Stated goal — Go through the data below and gather each line containing "potrebovali".

■ ■ ■ ■ ■ ■ ■

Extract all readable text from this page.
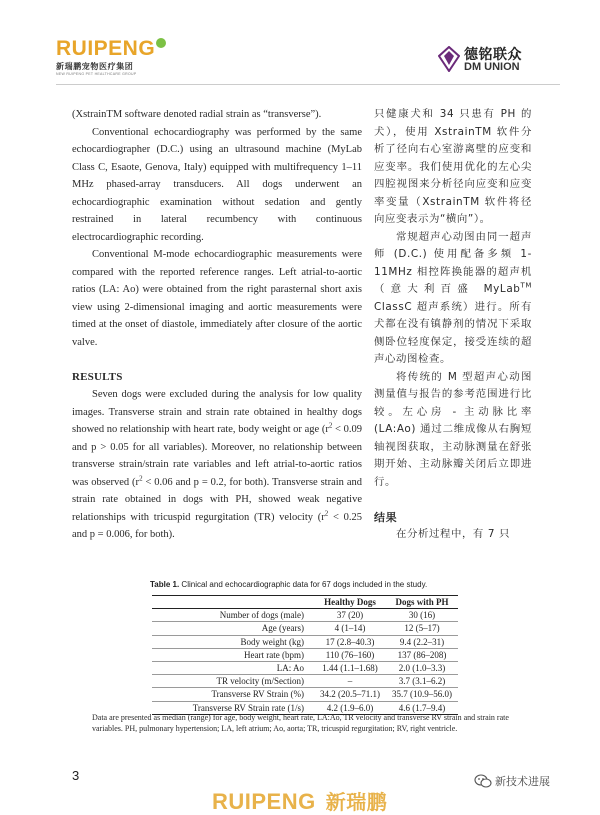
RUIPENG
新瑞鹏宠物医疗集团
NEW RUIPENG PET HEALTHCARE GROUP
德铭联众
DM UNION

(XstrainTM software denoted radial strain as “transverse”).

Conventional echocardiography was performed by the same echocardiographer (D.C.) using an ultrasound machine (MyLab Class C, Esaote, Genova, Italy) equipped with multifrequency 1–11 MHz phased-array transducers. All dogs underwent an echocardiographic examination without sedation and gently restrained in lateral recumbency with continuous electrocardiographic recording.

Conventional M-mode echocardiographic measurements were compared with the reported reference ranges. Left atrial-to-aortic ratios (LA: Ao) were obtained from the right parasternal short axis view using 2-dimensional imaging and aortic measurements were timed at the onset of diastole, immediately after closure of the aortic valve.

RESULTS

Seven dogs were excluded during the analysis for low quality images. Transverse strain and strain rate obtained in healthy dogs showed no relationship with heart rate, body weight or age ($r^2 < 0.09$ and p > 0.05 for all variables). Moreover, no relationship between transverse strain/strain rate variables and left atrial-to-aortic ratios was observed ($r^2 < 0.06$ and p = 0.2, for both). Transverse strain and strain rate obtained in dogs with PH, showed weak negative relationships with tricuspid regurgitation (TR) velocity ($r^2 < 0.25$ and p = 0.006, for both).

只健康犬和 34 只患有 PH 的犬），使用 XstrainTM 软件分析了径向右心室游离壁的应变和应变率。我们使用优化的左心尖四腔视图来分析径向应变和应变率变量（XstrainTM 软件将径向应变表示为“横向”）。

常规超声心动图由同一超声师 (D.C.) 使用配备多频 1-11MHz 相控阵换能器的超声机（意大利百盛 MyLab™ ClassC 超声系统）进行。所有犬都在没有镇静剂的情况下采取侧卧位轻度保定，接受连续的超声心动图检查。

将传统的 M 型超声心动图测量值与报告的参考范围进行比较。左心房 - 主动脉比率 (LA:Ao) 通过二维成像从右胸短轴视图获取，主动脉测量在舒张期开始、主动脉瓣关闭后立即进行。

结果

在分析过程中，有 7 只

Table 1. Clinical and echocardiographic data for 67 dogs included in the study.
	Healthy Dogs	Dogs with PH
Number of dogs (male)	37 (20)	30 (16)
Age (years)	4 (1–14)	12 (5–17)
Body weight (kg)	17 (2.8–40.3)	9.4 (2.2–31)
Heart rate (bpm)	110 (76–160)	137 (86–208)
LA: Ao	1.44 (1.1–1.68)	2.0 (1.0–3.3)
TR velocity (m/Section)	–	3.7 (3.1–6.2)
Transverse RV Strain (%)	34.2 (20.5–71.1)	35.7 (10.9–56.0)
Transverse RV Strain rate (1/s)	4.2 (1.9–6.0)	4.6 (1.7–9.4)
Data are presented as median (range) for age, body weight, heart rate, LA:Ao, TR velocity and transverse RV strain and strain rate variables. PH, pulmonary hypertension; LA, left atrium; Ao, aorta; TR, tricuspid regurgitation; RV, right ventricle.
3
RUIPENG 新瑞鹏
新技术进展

■ ■ ■ ■ ■ ■ ■

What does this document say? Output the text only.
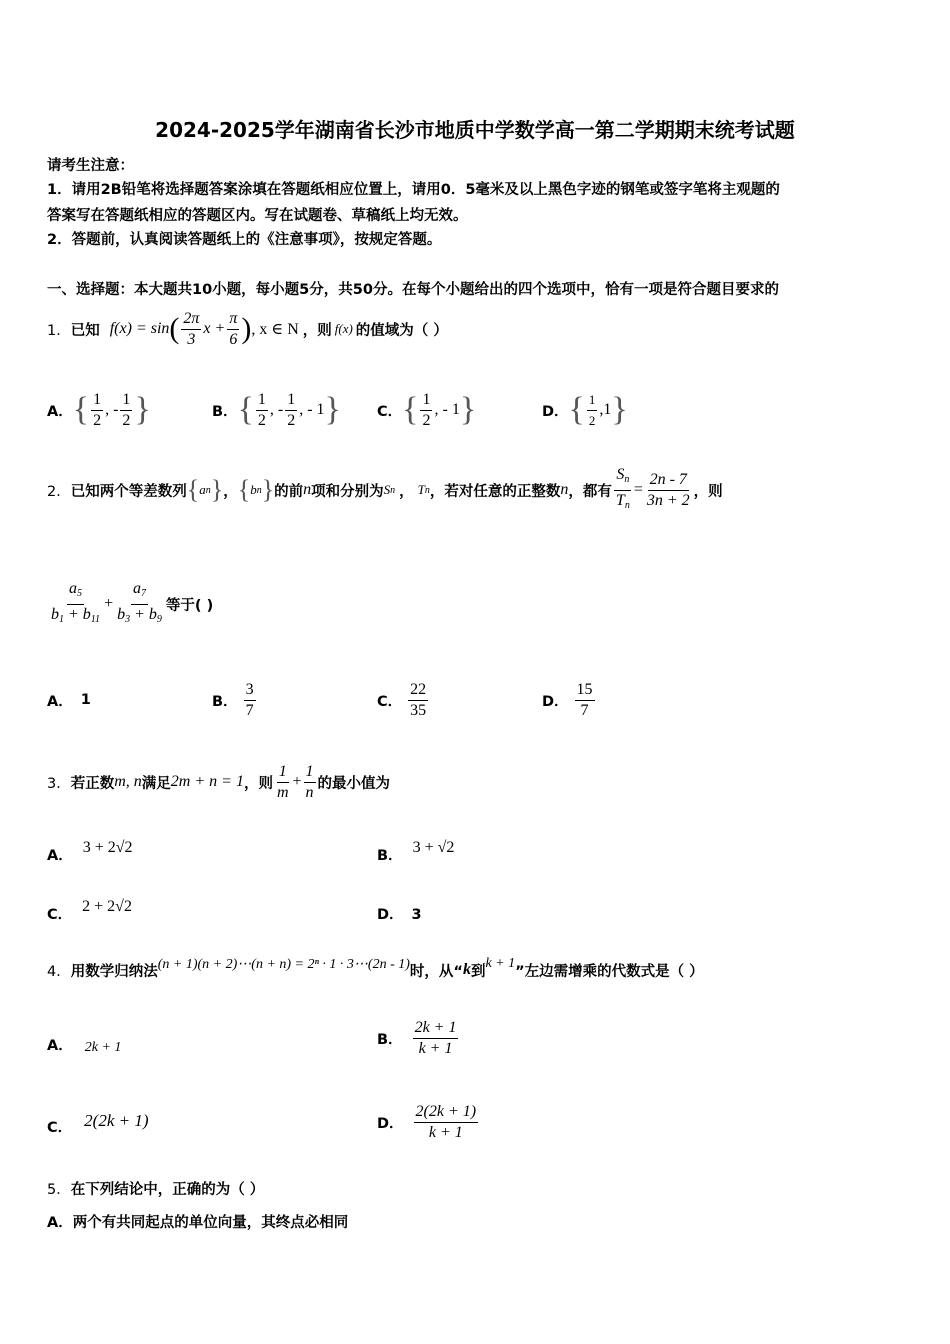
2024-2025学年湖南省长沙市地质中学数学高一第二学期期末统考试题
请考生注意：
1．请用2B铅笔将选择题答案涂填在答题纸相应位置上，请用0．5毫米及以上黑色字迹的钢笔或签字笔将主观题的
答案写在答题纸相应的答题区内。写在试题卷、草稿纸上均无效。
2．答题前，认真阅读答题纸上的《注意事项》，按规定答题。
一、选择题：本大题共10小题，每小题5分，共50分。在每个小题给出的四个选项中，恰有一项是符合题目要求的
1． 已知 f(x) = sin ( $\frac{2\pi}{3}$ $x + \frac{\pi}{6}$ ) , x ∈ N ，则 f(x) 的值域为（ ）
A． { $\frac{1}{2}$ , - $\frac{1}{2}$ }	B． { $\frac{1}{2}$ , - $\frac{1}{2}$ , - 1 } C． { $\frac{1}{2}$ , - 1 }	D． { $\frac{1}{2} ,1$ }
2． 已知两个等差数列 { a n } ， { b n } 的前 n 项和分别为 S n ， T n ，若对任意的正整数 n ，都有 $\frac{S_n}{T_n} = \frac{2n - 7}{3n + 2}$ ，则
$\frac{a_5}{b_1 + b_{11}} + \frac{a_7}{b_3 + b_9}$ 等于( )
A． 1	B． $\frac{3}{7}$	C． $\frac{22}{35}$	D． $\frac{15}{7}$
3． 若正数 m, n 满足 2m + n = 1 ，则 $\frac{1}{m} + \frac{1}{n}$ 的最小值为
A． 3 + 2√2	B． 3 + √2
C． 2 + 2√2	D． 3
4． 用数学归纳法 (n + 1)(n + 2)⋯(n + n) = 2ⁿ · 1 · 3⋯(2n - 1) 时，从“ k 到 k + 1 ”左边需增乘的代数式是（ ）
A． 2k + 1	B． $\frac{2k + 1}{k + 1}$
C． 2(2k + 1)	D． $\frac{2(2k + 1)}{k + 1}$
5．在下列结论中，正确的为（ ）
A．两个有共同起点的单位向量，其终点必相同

■ ■ ■ ■ ■ ■ ■

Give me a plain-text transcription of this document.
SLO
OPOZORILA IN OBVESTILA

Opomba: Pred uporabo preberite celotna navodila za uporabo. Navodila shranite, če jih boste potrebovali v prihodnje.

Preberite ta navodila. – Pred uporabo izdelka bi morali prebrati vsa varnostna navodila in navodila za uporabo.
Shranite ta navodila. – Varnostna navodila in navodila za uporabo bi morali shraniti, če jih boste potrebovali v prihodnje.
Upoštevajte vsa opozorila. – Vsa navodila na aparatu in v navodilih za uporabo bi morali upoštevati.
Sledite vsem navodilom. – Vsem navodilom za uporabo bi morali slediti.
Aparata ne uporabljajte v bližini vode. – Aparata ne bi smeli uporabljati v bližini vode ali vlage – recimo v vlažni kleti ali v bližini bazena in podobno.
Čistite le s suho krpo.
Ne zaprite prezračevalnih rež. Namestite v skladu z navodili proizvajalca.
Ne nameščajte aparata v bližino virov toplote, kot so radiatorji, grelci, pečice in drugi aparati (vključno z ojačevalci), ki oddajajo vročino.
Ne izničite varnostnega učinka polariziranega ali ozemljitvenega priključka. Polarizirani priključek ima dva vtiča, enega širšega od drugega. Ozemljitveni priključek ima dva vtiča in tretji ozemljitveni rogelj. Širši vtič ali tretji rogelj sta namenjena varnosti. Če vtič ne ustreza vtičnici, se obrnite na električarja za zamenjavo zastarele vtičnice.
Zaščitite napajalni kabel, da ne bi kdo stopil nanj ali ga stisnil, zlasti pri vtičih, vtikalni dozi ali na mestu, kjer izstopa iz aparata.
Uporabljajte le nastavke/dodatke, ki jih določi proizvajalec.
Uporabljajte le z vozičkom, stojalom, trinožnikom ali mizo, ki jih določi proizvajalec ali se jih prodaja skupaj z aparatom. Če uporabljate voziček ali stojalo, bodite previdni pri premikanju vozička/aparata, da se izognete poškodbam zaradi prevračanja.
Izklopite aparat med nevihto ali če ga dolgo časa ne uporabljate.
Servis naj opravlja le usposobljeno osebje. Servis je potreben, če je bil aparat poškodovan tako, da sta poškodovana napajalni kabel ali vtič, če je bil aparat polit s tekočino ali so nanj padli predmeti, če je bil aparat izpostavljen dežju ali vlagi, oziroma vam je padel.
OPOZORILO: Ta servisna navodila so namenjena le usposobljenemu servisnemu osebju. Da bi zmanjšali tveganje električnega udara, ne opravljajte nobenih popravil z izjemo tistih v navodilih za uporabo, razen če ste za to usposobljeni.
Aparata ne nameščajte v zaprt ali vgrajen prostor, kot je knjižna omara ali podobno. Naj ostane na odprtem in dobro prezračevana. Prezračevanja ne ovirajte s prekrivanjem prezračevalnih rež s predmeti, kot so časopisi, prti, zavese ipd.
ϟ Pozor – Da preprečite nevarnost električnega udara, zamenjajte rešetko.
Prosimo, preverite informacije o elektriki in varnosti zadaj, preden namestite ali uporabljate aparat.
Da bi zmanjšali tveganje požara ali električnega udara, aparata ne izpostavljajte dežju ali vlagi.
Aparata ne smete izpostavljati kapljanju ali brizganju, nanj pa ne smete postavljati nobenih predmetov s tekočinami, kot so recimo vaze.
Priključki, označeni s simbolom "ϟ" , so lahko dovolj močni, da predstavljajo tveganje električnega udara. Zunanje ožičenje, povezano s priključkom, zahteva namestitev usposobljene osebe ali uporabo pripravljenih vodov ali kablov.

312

■ ■ ■ ■ ■ ■ ■

Answer to the problem —
Opomba: Pred uporabo preberite celotna navodila za uporabo. Navodila shranite, če jih boste potrebovali v prihodnje.
Shranite ta navodila. – Varnostna navodila in navodila za uporabo bi morali shraniti, če jih boste potrebovali v prihodnje.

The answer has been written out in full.